-- START OF Provided text --

Presenting her report to the Human Rights Council in Geneva, the UN expert challenged the disempowering models of caregiving that turn people with disabilities into passive recipients of “care” and offered guidance to States on how to best replace them with human rights-based support services.

Access to quality support is a necessary precondition for living and fully participating in the community, with equal choices to other people.  However, in practice people with disabilities have limited or no access to the support they need.  “Many have been segregated and disempowered in traditional care services. For them, the very notion of “care” bears a heavy historical connotation associated with oppression and invalidation,” she explained. “People with disabilities must regain control of their lives and decide for themselves who provides support, how and where. Still today, they risk having their decisions overridden by the “caregivers”,” she added.

“This must stop,” Ms. Devandas said. “States must promote support services that allow for the independence, autonomy and direct participation of all and invest resources in this.  Moreover, States should refrain from using austerity measures impacting on the provision of support, as well as from investing in services within segregated institutions or in guardianship arrangements,” she emphasized.

The report calls on States to consult with and directly engage people with disabilities, through their representative organizations, in the development and provision of support arrangements.
The report also highlights the contrast between the global shortage of disability-related support services and the rapidly rising demand for them, exacerbated by ageing populations and other socio-political factors, such as conflict and migration.
Ms. Devandas said that in the context of the Sustainable Development Goals, discussions about the “economy of care” must consider the rights of people with disabilities. “Guaranteeing their access to support is not only a human rights obligation, but also a prerequisite to ensure that no one is left behind in the implementation of the 2030 Agenda,” the expert concluded.

-- END OF Provided text --
-- START OF Extracted entries --

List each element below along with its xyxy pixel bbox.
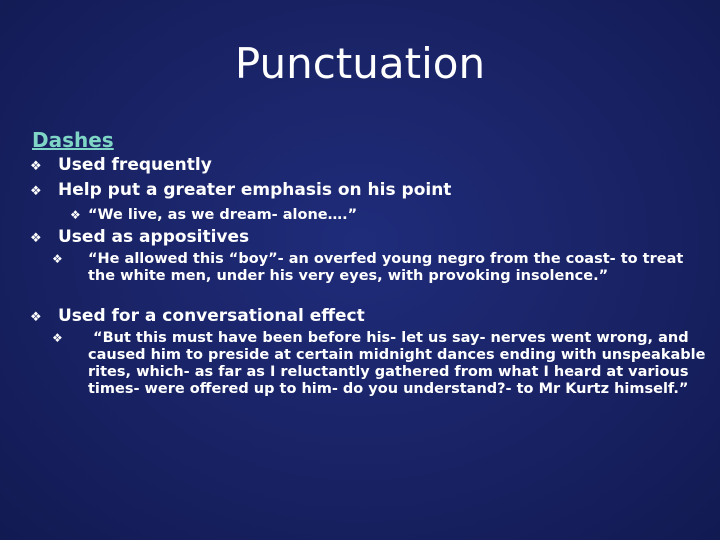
section-heading: Dashes (32, 128, 114, 152)
slide-title: Punctuation (234, 39, 486, 88)
diamond-bullet-icon: ❖ (70, 208, 81, 222)
bullet-used-frequently (30, 154, 700, 178)
sub-bullet-quote-alone (70, 207, 700, 224)
quote-text: “But this must have been before his- let us say- nerves went wrong, and caused him to preside at certain midnight dances ending with unspeakable rites, which- as far as I reluctantly gathered from what I heard at various times- were offered up to him- do you understand?- to Mr Kurtz himself.” (88, 330, 706, 397)
bullet-emphasis (30, 179, 700, 203)
diamond-bullet-icon: ❖ (30, 159, 42, 174)
diamond-bullet-icon: ❖ (52, 331, 63, 345)
bullet-text: Help put a greater emphasis on his point (58, 180, 452, 200)
bullet-text: Used frequently (58, 155, 212, 175)
bullet-conversational (30, 305, 700, 329)
sub-bullet-quote-boy (52, 251, 710, 285)
sub-bullet-quote-kurtz (52, 330, 710, 398)
bullet-text: Used as appositives (58, 227, 250, 247)
diamond-bullet-icon: ❖ (52, 252, 63, 266)
diamond-bullet-icon: ❖ (30, 231, 42, 246)
diamond-bullet-icon: ❖ (30, 310, 42, 325)
quote-text: “He allowed this “boy”- an overfed young negro from the coast- to treat the white men, under his very eyes, with provoking insolence.” (88, 251, 684, 284)
diamond-bullet-icon: ❖ (30, 184, 42, 199)
quote-text: “We live, as we dream- alone….” (88, 207, 358, 223)
bullet-appositives (30, 226, 700, 250)
bullet-text: Used for a conversational effect (58, 306, 365, 326)
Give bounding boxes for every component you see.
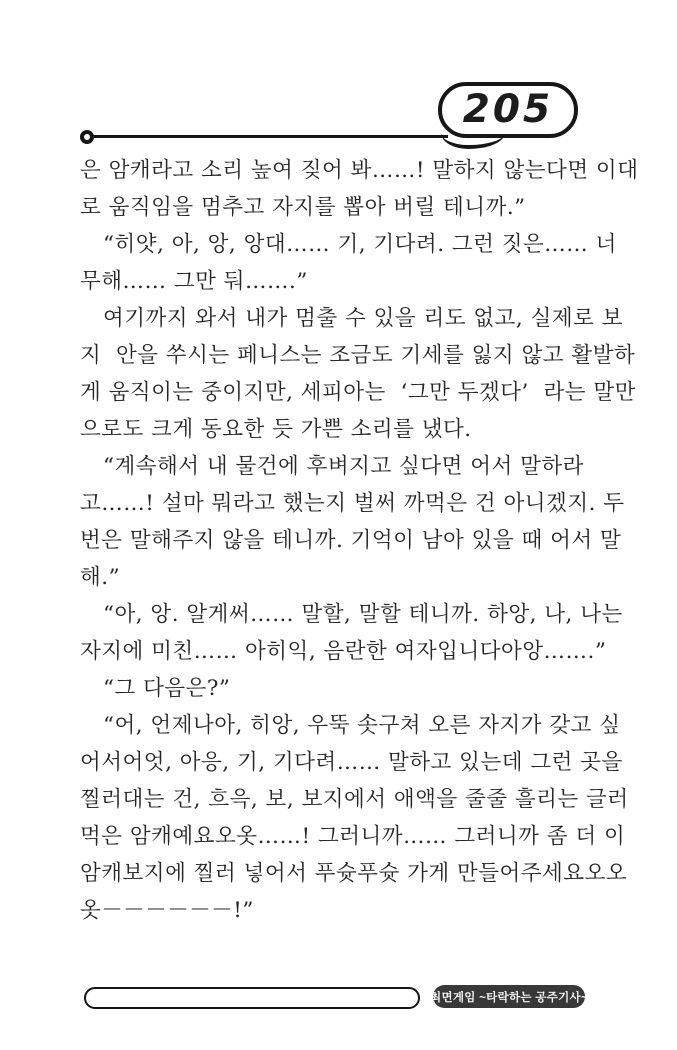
- text-line: “히얏, 아, 앙, 앙대…… 기, 기다려. 그런 짓은…… 너: [103, 232, 617, 257]
- text-line: 자지에 미친…… 아히익, 음란한 여자입니다아앙…….”: [80, 639, 607, 664]
- footer-pill: [84, 987, 420, 1009]
- text-line: 지 안을 쑤시는 페니스는 조금도 기세를 잃지 않고 활발하: [80, 343, 636, 368]
- text-line: 여기까지 와서 내가 멈출 수 있을 리도 없고, 실제로 보: [103, 306, 623, 331]
- text-line: 로 움직임을 멈추고 자지를 뽑아 버릴 테니까.”: [80, 195, 526, 220]
- text-line: 은 암캐라고 소리 높여 짖어 봐……! 말하지 않는다면 이대: [80, 158, 639, 183]
- text-line: 번은 말해주지 않을 테니까. 기억이 남아 있을 때 어서 말: [80, 528, 622, 553]
- text-line: 어서어엇, 아응, 기, 기다려…… 말하고 있는데 그런 곳을: [80, 750, 623, 775]
- text-line: 먹은 암캐예요오옷……! 그러니까…… 그러니까 좀 더 이: [80, 824, 626, 849]
- text-line: 게 움직이는 중이지만, 세피아는 ‘그만 두겠다’ 라는 말만: [80, 380, 636, 405]
- text-line: 무해…… 그만 둬…….”: [80, 269, 308, 294]
- header-rule: [92, 135, 448, 138]
- text-line: “계속해서 내 물건에 후벼지고 싶다면 어서 말하라: [103, 454, 584, 479]
- text-line: 고……! 설마 뭐라고 했는지 벌써 까먹은 건 아니겠지. 두: [80, 491, 625, 516]
- text-line: 암캐보지에 찔러 넣어서 푸슛푸슛 가게 만들어주세요오오: [80, 861, 628, 886]
- page-number: 205: [462, 86, 554, 132]
- text-line: 으로도 크게 동요한 듯 가쁜 소리를 냈다.: [80, 417, 472, 442]
- body-text: [80, 152, 639, 929]
- footer-series-label: 최면게임 ~타락하는 공주기사~: [430, 991, 588, 1004]
- text-line: “그 다음은?”: [103, 676, 231, 701]
- text-line: 해.”: [80, 565, 121, 590]
- footer-series-badge: [430, 985, 588, 1008]
- text-line: 옷－－－－－－!”: [80, 898, 254, 923]
- text-line: “어, 언제나아, 히앙, 우뚝 솟구쳐 오른 자지가 갖고 싶: [103, 713, 621, 738]
- text-line: “아, 앙. 알게써…… 말할, 말할 테니까. 하앙, 나, 나는: [103, 602, 623, 627]
- text-line: 찔러대는 건, 흐윽, 보, 보지에서 애액을 줄줄 흘리는 글러: [80, 787, 629, 812]
- page-number-badge: [438, 82, 578, 138]
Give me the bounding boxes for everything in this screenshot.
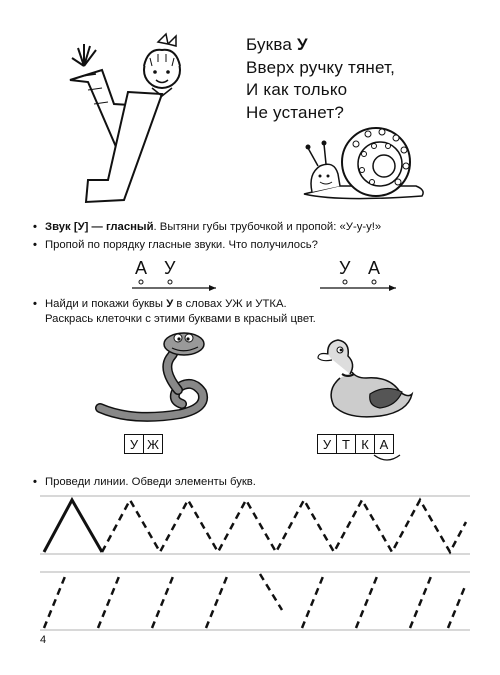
snake-illustration (92, 330, 222, 422)
bullet-icon: • (33, 221, 37, 233)
stress-arc (372, 453, 402, 463)
tracing-zigzag-row[interactable] (40, 494, 470, 556)
poem-line-1: Буква У (246, 35, 308, 54)
letter-cell[interactable]: К (355, 434, 375, 454)
duck-illustration (316, 334, 416, 420)
letter-cell[interactable]: А (374, 434, 394, 454)
letter-cell[interactable]: Ж (143, 434, 163, 454)
vowel-right-1: У (339, 258, 351, 278)
poem-line-4: Не устанет? (246, 102, 345, 122)
sound-instruction: • Звук [У] — гласный. Вытяни губы трубочкой и пропой: «У-у-у!» (33, 221, 382, 233)
bullet-icon: • (33, 239, 37, 251)
letter-cell[interactable]: У (317, 434, 337, 454)
bullet-icon: • (33, 298, 37, 310)
find-instruction-line-2: Раскрась клеточки с этими буквами в красный цвет. (45, 313, 316, 325)
sing-instruction: • Пропой по порядку гласные звуки. Что получилось? (33, 239, 318, 251)
page-number: 4 (40, 634, 47, 646)
letter-cell[interactable]: Т (336, 434, 356, 454)
poem-line-3: И как только (246, 80, 348, 99)
poem-line-2: Вверх ручку тянет, (246, 57, 396, 77)
letter-u-illustration (58, 30, 198, 210)
vowel-left-1: А (135, 258, 148, 278)
find-instruction-line-1: • Найди и покажи буквы У в словах УЖ и УТКА. (33, 298, 287, 310)
tracing-slant-row[interactable] (40, 570, 470, 632)
draw-instruction: • Проведи линии. Обведи элементы букв. (33, 476, 256, 488)
bullet-icon: • (33, 476, 37, 488)
vowel-right-2: А (368, 258, 381, 278)
poem (246, 34, 395, 124)
vowel-arrows (120, 278, 400, 292)
snail-illustration (298, 120, 430, 206)
vowel-left-2: У (164, 258, 176, 278)
poem-letter: У (296, 35, 308, 54)
word-uzh-cells (124, 434, 162, 454)
word-utka-cells (317, 434, 393, 454)
letter-cell[interactable]: У (124, 434, 144, 454)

-- END OF Extracted entries --

*Problem set:*
- 1) According to the text on disability support services, what factors exacerbate the rising demand for disability-related support services?
- 2) Rewrite the paragraph of the text on disability support services that begins "“This must stop,” Ms. Devandas said" as a brief bulleted list.

*Results for the exercise:*
- 1) Ageing populations and other socio-political factors, such as conflict and migration.

- 2)
- Ms. Devandas stated that this must stop.
- States must promote support services that allow for the independence, autonomy and direct participation of all, and invest resources in them.
- States should refrain from austerity measures that affect the provision of support.
- States should refrain from investing in services within segregated institutions or in guardianship arrangements.